IN THE HIGH COURT OF SINDH, KARACHI

 

Criminal Appeal No. 158 of 2017

 

Naeem Khan….……………..……………………..……………….….Appellant

Versus

The State……………………………………..…………………....Respondents

 

Date of Hearing:-                 09.11.2017

 

Mr. Sardar Salman Ishaque, advocate for appellant

Mr. Zahoor Shah, APG for the State

 

J U D G M E N T

 

FAHIM AHMED SIDDIQUI, J: Being aggrieved by the judgment dated 25-03-2017 passed by learned Additional Sessions Judge-III, Karachi East in Sessions Case No. 1253/2016, whereby the appellant was convicted and sentenced for offence u/s 23(1)(a) of Sindh Arms Act, 2013 (hereinafter referred as ‘SAA’) to suffer R.I. for one year and to pay fine of Rs.2000/- in default of which, he has to suffer R.I. for 15 days more.

2.    The facts of the case are that the appellant was arrested in FIR No. 158/2016 for an offence under Section 9(c) CNS Act and at the time of his arrest, one 9-MM pistol was recovered from his possession. As the said pistol was without licence; therefore, another FIR No. 159/2016 was lodged under Section 23(1)(a) SAA.

3.    After completion of the investigation, Final Report was submitted to the concerned Magistrate, who after taking cognizance sent up the case to the learned Sessions Judge from where it was entrusted to the trial Court, where the trial was conducted, and he was convicted and sentenced as mentioned above.

▶ STATED GOAL 1:
In the judgment, what weapon was recovered from the appellant at the time of his arrest?
The court judgment and the listing are separate material.

▶ RECORDS FOR THIS EXERCISE:
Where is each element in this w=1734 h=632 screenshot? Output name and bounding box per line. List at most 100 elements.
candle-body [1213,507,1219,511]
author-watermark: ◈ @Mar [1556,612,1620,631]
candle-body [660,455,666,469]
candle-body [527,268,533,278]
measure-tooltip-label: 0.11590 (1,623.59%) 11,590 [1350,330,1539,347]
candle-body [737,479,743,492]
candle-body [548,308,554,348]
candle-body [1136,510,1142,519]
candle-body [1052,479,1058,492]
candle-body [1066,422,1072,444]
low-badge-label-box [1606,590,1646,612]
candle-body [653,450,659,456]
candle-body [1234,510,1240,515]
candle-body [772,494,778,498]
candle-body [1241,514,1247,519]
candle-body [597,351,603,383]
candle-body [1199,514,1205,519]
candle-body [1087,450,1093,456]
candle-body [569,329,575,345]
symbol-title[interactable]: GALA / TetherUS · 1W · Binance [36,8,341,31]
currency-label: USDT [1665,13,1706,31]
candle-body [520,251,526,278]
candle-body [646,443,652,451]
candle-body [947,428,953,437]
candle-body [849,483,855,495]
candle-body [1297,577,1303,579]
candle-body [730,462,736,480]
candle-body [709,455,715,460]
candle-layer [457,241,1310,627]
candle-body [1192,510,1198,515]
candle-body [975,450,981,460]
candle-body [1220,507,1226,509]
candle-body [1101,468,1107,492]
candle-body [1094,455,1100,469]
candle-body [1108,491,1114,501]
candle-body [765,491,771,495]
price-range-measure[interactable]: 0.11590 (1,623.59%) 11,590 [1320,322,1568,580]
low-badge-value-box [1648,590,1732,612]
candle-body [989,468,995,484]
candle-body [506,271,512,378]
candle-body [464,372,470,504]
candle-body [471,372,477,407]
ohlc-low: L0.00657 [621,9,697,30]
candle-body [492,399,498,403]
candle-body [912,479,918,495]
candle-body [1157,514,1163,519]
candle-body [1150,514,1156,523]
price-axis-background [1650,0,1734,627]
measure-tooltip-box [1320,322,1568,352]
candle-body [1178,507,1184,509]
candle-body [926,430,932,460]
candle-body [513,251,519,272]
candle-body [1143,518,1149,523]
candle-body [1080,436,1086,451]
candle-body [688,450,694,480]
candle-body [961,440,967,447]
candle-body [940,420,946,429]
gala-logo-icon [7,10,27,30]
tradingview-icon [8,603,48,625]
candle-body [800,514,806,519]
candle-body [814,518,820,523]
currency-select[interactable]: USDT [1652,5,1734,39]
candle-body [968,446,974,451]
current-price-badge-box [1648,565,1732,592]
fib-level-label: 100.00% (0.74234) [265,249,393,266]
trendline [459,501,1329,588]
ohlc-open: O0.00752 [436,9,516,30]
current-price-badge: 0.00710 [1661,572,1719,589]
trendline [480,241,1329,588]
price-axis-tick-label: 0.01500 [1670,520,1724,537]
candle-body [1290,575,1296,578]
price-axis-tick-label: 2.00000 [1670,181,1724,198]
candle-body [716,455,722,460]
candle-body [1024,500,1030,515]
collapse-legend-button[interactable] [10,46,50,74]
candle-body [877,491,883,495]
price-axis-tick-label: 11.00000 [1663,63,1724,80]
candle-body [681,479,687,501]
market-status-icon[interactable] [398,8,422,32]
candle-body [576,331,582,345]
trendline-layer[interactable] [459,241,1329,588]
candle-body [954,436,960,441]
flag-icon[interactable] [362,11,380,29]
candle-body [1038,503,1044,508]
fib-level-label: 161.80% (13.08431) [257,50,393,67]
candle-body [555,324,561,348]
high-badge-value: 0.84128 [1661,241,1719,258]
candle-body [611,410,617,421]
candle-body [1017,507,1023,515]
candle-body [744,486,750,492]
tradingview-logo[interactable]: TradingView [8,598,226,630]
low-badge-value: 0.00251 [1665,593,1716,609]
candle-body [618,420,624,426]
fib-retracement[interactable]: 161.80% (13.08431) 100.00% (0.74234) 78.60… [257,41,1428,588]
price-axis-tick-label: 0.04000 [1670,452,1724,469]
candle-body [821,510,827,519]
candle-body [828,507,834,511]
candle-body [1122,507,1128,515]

▶ STATED GOAL 2:
Write out the listing from its first line up to and including the line with "candle-body [772,494,778,498]".

▶ FULL ANSWER 1:
A 9-MM pistol.

▶ FULL ANSWER 2:
Where is each element in this w=1734 h=632 screenshot? Output name and bounding box per line. List at most 100 elements.
candle-body [1213,507,1219,511]
author-watermark: ◈ @Mar [1556,612,1620,631]
candle-body [660,455,666,469]
candle-body [527,268,533,278]
measure-tooltip-label: 0.11590 (1,623.59%) 11,590 [1350,330,1539,347]
candle-body [737,479,743,492]
candle-body [548,308,554,348]
candle-body [1136,510,1142,519]
candle-body [1052,479,1058,492]
candle-body [1066,422,1072,444]
low-badge-label-box [1606,590,1646,612]
candle-body [653,450,659,456]
candle-body [1234,510,1240,515]
candle-body [772,494,778,498]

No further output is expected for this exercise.